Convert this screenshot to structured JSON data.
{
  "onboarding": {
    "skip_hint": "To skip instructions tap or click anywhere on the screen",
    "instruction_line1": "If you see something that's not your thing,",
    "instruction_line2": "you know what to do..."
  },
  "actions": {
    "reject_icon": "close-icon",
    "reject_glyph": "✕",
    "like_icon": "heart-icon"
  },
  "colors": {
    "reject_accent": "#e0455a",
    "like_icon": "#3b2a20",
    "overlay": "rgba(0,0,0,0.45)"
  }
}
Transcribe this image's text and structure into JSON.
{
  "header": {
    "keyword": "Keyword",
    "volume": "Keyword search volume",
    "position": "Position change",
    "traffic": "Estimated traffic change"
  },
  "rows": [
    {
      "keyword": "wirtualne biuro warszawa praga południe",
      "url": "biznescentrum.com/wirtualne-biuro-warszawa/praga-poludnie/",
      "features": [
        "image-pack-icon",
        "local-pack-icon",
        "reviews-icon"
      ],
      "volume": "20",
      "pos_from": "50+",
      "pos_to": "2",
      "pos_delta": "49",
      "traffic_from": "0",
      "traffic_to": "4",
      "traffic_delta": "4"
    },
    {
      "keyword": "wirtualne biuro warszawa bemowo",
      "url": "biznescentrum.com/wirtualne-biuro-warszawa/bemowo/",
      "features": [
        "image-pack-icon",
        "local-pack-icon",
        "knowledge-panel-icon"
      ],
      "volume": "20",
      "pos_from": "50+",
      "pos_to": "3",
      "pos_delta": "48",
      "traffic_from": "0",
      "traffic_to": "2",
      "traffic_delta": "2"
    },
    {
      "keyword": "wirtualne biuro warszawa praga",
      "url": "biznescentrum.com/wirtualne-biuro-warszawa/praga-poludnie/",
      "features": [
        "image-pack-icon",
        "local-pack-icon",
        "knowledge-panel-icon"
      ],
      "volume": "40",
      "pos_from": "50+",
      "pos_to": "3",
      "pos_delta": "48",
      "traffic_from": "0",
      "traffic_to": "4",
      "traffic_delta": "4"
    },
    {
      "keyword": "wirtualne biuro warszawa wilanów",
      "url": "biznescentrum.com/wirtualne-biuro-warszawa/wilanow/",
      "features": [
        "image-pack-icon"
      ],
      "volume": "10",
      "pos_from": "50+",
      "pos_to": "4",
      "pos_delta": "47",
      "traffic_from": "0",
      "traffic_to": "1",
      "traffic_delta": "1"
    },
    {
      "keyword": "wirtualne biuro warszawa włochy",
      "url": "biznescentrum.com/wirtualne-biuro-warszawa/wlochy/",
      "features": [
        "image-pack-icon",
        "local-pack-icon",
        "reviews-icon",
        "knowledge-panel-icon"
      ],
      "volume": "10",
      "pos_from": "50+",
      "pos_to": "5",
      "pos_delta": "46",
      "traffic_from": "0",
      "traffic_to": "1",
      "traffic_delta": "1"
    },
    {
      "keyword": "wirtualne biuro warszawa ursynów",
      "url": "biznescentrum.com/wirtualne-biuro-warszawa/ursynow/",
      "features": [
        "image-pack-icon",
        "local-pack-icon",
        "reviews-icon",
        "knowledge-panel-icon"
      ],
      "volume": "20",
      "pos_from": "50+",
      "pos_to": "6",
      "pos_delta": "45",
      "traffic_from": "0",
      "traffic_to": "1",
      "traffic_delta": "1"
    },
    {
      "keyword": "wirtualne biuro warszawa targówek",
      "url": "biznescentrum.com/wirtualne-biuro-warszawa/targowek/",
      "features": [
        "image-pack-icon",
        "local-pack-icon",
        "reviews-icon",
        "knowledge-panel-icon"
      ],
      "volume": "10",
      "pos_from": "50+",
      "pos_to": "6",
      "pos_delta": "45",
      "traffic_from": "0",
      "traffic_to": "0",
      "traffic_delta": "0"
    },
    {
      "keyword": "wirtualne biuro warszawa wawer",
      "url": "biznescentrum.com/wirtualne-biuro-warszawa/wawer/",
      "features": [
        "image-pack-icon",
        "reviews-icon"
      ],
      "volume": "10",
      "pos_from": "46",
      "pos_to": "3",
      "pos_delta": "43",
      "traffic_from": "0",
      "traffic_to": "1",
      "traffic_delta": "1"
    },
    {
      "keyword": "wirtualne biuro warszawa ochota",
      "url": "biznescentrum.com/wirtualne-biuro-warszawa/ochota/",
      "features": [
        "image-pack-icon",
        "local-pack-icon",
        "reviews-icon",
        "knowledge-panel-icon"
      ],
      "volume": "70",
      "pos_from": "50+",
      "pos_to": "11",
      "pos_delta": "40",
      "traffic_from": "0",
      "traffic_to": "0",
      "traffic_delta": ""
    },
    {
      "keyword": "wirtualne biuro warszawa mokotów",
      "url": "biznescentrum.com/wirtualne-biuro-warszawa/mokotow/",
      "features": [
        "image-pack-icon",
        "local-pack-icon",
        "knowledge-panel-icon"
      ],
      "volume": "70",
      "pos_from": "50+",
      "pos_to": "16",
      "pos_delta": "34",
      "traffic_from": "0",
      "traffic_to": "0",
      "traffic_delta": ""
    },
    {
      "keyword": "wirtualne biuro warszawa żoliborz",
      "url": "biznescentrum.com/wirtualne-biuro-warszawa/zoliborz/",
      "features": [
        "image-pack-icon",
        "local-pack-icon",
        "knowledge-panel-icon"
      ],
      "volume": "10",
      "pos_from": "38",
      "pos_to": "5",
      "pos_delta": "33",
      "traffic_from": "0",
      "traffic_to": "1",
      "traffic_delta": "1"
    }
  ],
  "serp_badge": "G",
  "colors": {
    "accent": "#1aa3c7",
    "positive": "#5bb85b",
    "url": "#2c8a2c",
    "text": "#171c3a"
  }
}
________________________________________
■ Stated exercise ■
Count how many lines in the data contain the word "change", giving the number without comment.

■ Reply to the exercise ■
2